↓

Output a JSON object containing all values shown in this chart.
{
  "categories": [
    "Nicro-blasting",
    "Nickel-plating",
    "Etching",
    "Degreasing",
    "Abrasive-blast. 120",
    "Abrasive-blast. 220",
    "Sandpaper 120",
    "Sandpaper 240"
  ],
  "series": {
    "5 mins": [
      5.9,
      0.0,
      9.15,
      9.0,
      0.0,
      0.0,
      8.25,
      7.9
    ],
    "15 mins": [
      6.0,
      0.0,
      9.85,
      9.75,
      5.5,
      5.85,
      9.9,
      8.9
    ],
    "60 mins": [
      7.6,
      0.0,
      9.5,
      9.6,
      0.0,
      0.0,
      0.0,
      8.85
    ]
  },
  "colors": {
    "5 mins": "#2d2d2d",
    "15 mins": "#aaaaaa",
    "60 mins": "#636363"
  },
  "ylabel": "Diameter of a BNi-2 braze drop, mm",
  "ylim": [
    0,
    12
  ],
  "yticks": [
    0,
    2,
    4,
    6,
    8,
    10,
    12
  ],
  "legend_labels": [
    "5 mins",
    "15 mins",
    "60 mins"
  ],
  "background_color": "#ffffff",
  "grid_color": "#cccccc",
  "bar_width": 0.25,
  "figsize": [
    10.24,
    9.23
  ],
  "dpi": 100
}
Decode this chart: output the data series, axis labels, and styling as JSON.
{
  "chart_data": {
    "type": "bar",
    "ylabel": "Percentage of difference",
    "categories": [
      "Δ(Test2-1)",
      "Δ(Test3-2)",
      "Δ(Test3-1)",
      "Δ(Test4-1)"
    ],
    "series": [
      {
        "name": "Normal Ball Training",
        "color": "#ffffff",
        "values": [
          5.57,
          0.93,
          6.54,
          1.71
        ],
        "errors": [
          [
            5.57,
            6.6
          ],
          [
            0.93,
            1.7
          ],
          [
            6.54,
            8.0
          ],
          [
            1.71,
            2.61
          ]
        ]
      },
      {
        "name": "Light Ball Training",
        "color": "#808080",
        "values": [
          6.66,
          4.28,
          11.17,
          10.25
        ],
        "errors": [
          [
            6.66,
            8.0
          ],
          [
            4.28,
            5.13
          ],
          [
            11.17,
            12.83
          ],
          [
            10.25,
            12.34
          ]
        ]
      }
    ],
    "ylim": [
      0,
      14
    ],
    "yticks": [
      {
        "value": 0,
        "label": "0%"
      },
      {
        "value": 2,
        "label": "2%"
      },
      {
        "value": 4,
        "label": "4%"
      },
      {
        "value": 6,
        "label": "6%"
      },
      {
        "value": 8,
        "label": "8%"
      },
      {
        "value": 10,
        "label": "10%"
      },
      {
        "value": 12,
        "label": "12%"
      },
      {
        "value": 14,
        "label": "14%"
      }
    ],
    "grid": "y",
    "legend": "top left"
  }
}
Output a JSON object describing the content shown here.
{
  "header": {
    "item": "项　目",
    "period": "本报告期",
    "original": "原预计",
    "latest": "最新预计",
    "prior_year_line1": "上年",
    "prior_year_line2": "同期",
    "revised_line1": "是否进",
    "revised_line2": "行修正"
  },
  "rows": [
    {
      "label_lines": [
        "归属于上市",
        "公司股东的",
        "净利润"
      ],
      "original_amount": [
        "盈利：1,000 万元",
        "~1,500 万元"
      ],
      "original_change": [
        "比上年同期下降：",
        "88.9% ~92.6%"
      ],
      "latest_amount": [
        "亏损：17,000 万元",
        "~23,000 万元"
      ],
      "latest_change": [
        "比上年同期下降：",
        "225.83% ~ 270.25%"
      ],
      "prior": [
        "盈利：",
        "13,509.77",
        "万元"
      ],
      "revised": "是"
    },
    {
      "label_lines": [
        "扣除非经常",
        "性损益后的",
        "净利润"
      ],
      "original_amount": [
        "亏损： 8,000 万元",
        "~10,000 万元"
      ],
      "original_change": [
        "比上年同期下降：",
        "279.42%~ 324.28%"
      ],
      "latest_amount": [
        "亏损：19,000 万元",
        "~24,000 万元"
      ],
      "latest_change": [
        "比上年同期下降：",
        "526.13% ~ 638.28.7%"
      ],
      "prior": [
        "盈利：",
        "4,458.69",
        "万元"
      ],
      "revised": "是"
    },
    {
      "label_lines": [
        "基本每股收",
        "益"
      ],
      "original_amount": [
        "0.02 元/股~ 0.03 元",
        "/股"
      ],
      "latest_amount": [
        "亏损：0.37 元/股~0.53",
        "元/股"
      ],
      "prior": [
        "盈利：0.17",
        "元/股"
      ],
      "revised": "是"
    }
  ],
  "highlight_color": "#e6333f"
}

↑

WORK TO BE COMPLETED – The lines to collect are those holding the string "this"; copy them all.

THE RESPONSE –
Output a JSON object containing all values shown in this chart.
Decode this chart: output the data series, axis labels, and styling as JSON.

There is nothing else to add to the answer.